OBJECTIVE - Omit every image, and transcribe the remaining entries exactly as given.

● ● ● ● ● ● ●

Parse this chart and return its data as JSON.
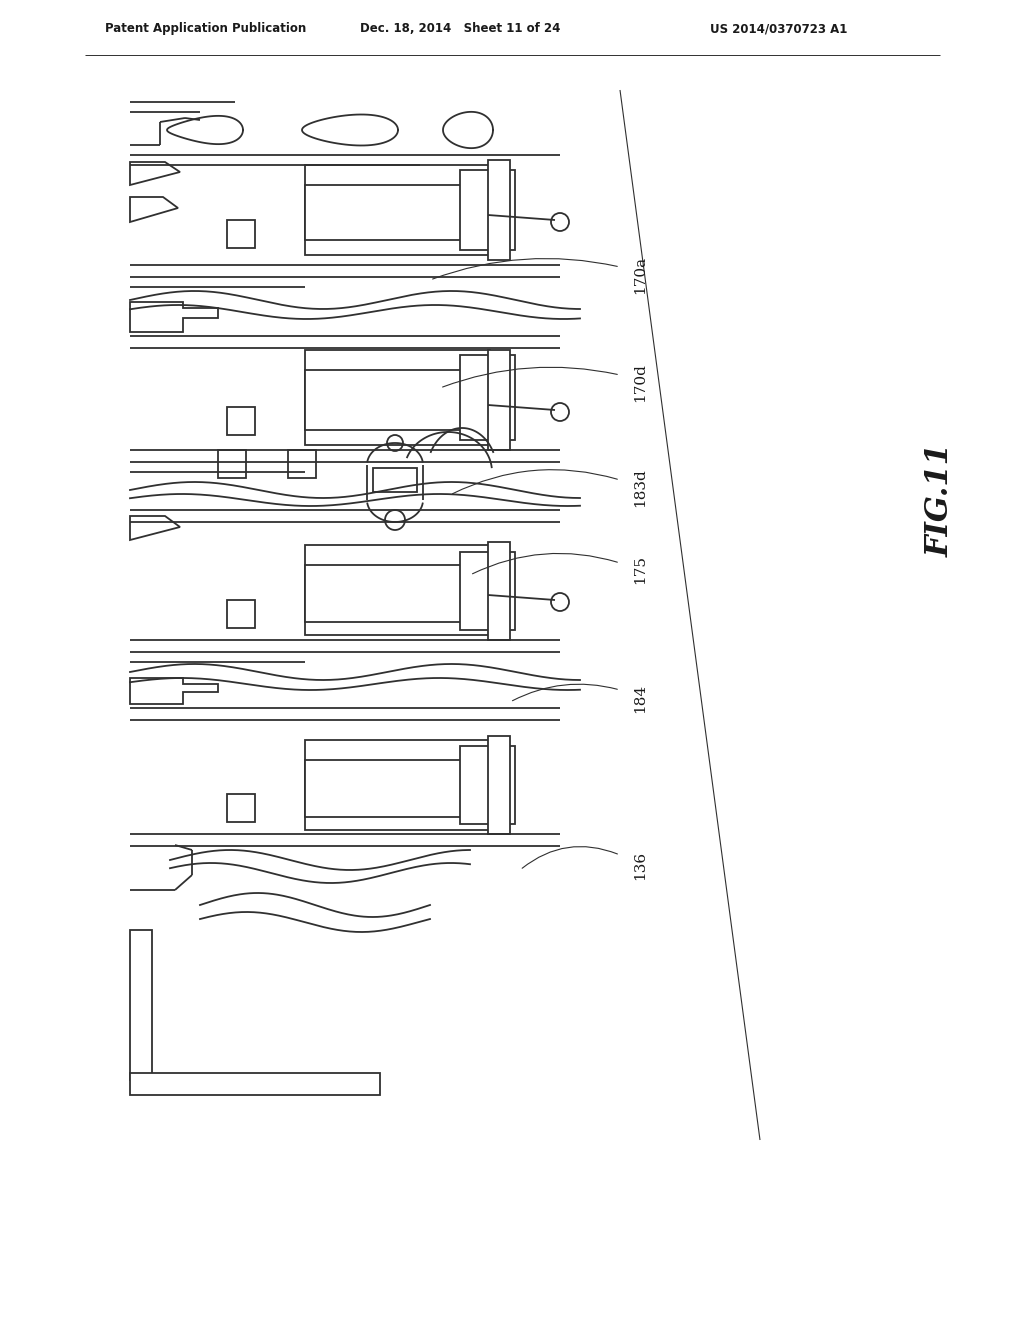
{
  "bg_color": "#ffffff",
  "header_left": "Patent Application Publication",
  "header_mid": "Dec. 18, 2014   Sheet 11 of 24",
  "header_right": "US 2014/0370723 A1",
  "fig_label": "FIG.11",
  "ref_labels": [
    "136",
    "184",
    "175",
    "183d",
    "170d",
    "170a"
  ],
  "line_color": "#303030",
  "text_color": "#1a1a1a"
}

● ● ● ● ● ● ●

EXERCISE RESULT -
Parse this chart and return its data as JSON.
{
  "bg_color": "#ffffff",
  "header_left": "Patent Application Publication",
  "header_mid": "Dec. 18, 2014   Sheet 11 of 24",
  "header_right": "US 2014/0370723 A1",
  "fig_label": "FIG.11",
  "ref_labels": [
    "136",
    "184",
    "175",
    "183d",
    "170d",
    "170a"
  ],
  "line_color": "#303030",
  "text_color": "#1a1a1a"
}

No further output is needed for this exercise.